**Set task:**
Using the material that follows, identify and copy each line with the string "Purpose".

**Available data:**
(begin)

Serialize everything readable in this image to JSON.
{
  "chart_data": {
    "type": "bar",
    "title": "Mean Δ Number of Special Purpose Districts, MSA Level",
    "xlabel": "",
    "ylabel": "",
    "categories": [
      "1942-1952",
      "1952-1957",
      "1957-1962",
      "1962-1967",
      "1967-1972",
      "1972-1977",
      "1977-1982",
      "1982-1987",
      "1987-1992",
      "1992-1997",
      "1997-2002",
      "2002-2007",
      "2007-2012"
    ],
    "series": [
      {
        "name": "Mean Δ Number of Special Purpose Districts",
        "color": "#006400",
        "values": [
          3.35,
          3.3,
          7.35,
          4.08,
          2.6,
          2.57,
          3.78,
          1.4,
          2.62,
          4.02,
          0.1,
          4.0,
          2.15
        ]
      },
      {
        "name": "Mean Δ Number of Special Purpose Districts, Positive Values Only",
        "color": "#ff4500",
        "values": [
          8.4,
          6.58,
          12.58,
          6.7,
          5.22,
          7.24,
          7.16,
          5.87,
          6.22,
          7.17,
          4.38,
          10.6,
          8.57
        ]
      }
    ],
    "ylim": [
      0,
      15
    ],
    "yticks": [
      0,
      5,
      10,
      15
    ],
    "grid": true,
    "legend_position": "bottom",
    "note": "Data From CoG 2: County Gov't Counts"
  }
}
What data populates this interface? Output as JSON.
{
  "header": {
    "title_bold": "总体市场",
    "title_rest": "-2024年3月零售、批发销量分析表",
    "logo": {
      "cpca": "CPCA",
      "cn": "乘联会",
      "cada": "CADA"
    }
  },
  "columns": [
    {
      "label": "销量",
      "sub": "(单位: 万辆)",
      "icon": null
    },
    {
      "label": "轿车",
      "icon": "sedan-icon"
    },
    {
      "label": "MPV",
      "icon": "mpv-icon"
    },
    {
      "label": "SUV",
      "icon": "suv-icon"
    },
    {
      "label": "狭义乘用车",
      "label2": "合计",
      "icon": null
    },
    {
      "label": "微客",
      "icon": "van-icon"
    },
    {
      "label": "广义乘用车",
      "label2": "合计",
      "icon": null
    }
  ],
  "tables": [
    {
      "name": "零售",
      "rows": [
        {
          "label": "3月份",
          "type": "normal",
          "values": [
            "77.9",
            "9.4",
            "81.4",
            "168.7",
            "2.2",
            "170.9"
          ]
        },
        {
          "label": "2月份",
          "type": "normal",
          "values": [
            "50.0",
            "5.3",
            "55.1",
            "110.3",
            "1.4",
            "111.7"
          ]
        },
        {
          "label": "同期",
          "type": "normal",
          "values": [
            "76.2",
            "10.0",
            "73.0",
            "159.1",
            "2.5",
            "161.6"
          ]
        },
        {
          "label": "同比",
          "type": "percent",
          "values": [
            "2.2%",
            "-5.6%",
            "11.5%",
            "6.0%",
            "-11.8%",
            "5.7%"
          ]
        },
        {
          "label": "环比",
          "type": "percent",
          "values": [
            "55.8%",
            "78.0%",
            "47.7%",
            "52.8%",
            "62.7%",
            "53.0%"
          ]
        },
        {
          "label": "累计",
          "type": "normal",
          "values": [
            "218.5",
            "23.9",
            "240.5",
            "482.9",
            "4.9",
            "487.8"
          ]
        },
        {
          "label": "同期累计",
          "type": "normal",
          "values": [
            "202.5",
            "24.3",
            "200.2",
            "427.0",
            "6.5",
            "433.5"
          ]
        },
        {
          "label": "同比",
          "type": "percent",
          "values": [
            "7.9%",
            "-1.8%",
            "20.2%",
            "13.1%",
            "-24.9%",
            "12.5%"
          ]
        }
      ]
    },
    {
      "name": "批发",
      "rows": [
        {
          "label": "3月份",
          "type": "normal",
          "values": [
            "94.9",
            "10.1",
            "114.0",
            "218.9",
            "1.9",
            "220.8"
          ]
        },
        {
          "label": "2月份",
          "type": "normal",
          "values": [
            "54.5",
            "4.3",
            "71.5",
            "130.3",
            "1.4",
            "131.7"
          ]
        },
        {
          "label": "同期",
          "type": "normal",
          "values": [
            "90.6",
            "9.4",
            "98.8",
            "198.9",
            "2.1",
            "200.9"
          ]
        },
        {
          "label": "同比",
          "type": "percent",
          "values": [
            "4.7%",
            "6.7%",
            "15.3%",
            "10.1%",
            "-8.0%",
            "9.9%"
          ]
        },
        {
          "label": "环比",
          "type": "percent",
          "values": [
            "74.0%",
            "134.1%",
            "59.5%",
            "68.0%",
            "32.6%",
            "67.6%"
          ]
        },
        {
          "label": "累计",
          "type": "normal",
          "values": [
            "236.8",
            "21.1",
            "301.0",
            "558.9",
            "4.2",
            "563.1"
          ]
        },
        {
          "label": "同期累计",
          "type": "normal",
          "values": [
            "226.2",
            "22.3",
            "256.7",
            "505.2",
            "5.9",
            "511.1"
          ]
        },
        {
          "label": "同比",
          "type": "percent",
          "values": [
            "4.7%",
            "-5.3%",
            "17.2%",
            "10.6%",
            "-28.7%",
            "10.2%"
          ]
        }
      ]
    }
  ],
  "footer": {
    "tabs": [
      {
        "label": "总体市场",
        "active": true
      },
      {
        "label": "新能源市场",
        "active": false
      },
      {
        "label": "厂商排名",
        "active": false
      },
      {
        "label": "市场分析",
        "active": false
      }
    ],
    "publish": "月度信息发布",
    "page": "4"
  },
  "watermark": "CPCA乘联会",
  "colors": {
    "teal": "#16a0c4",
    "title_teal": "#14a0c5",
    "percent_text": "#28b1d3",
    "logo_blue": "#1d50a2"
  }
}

(end)

**Answer in full:**
    "title": "Mean Δ Number of Special Purpose Districts, MSA Level",
        "name": "Mean Δ Number of Special Purpose Districts",
        "name": "Mean Δ Number of Special Purpose Districts, Positive Values Only",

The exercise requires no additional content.